→ Requirement
Please pull out every line that includes the string "sambil".

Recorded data
━━━

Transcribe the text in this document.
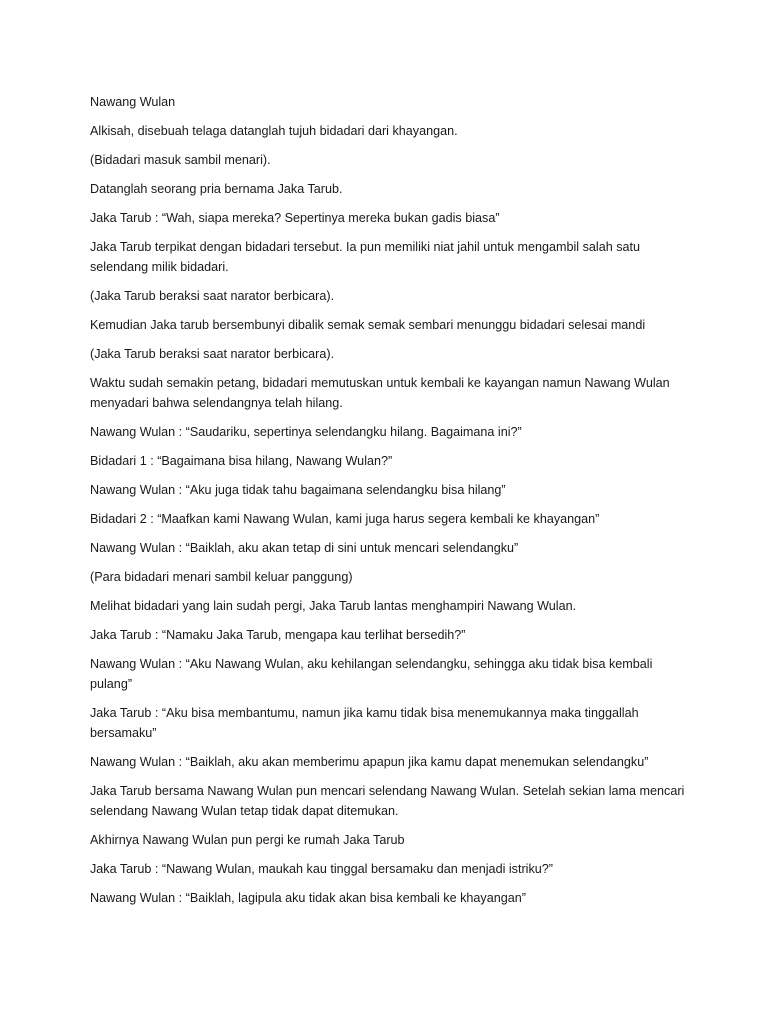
Nawang Wulan

Alkisah, disebuah telaga datanglah tujuh bidadari dari khayangan.

(Bidadari masuk sambil menari).

Datanglah seorang pria bernama Jaka Tarub.

Jaka Tarub : “Wah, siapa mereka? Sepertinya mereka bukan gadis biasa”

Jaka Tarub terpikat dengan bidadari tersebut. Ia pun memiliki niat jahil untuk mengambil salah satu selendang milik bidadari.

(Jaka Tarub beraksi saat narator berbicara).

Kemudian Jaka tarub bersembunyi dibalik semak semak sembari menunggu bidadari selesai mandi

(Jaka Tarub beraksi saat narator berbicara).

Waktu sudah semakin petang, bidadari memutuskan untuk kembali ke kayangan namun Nawang Wulan menyadari bahwa selendangnya telah hilang.

Nawang Wulan : “Saudariku, sepertinya selendangku hilang. Bagaimana ini?”

Bidadari 1 : “Bagaimana bisa hilang, Nawang Wulan?”

Nawang Wulan : “Aku juga tidak tahu bagaimana selendangku bisa hilang”

Bidadari 2 : “Maafkan kami Nawang Wulan, kami juga harus segera kembali ke khayangan”

Nawang Wulan : “Baiklah, aku akan tetap di sini untuk mencari selendangku”

(Para bidadari menari sambil keluar panggung)

Melihat bidadari yang lain sudah pergi, Jaka Tarub lantas menghampiri Nawang Wulan.

Jaka Tarub : “Namaku Jaka Tarub, mengapa kau terlihat bersedih?”

Nawang Wulan : “Aku Nawang Wulan, aku kehilangan selendangku, sehingga aku tidak bisa kembali pulang”

Jaka Tarub : “Aku bisa membantumu, namun jika kamu tidak bisa menemukannya maka tinggallah bersamaku”

Nawang Wulan : “Baiklah, aku akan memberimu apapun jika kamu dapat menemukan selendangku”

Jaka Tarub bersama Nawang Wulan pun mencari selendang Nawang Wulan. Setelah sekian lama mencari selendang Nawang Wulan tetap tidak dapat ditemukan.

Akhirnya Nawang Wulan pun pergi ke rumah Jaka Tarub

Jaka Tarub : “Nawang Wulan, maukah kau tinggal bersamaku dan menjadi istriku?”

Nawang Wulan : “Baiklah, lagipula aku tidak akan bisa kembali ke khayangan”
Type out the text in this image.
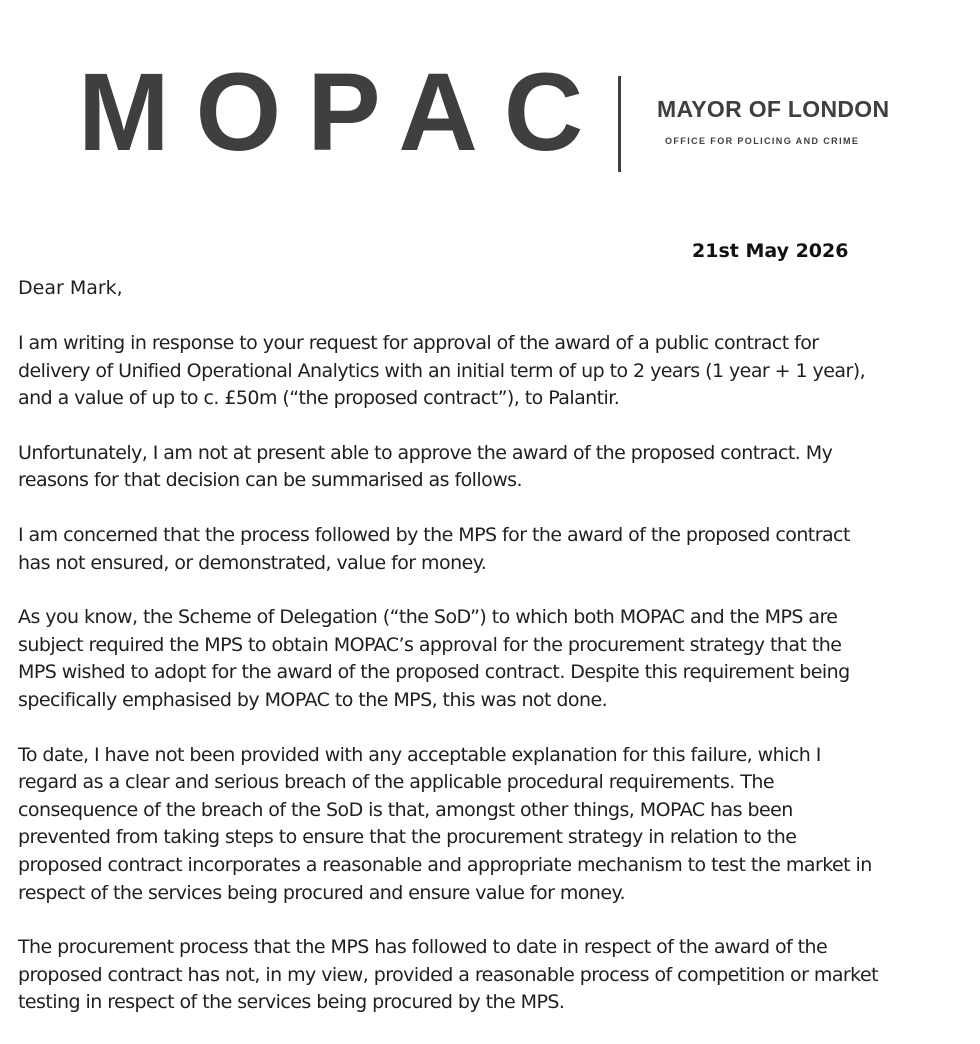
MOPAC MAYOR OF LONDON
OFFICE FOR POLICING AND CRIME
21st May 2026

Dear Mark,

I am writing in response to your request for approval of the award of a public contract for
delivery of Unified Operational Analytics with an initial term of up to 2 years (1 year + 1 year),
and a value of up to c. £50m (“the proposed contract”), to Palantir.

Unfortunately, I am not at present able to approve the award of the proposed contract. My
reasons for that decision can be summarised as follows.

I am concerned that the process followed by the MPS for the award of the proposed contract
has not ensured, or demonstrated, value for money.

As you know, the Scheme of Delegation (“the SoD”) to which both MOPAC and the MPS are
subject required the MPS to obtain MOPAC’s approval for the procurement strategy that the
MPS wished to adopt for the award of the proposed contract. Despite this requirement being
specifically emphasised by MOPAC to the MPS, this was not done.

To date, I have not been provided with any acceptable explanation for this failure, which I
regard as a clear and serious breach of the applicable procedural requirements. The
consequence of the breach of the SoD is that, amongst other things, MOPAC has been
prevented from taking steps to ensure that the procurement strategy in relation to the
proposed contract incorporates a reasonable and appropriate mechanism to test the market in
respect of the services being procured and ensure value for money.

The procurement process that the MPS has followed to date in respect of the award of the
proposed contract has not, in my view, provided a reasonable process of competition or market
testing in respect of the services being procured by the MPS.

━━━

→ Exercise answer
(Bidadari masuk sambil menari).
(Para bidadari menari sambil keluar panggung)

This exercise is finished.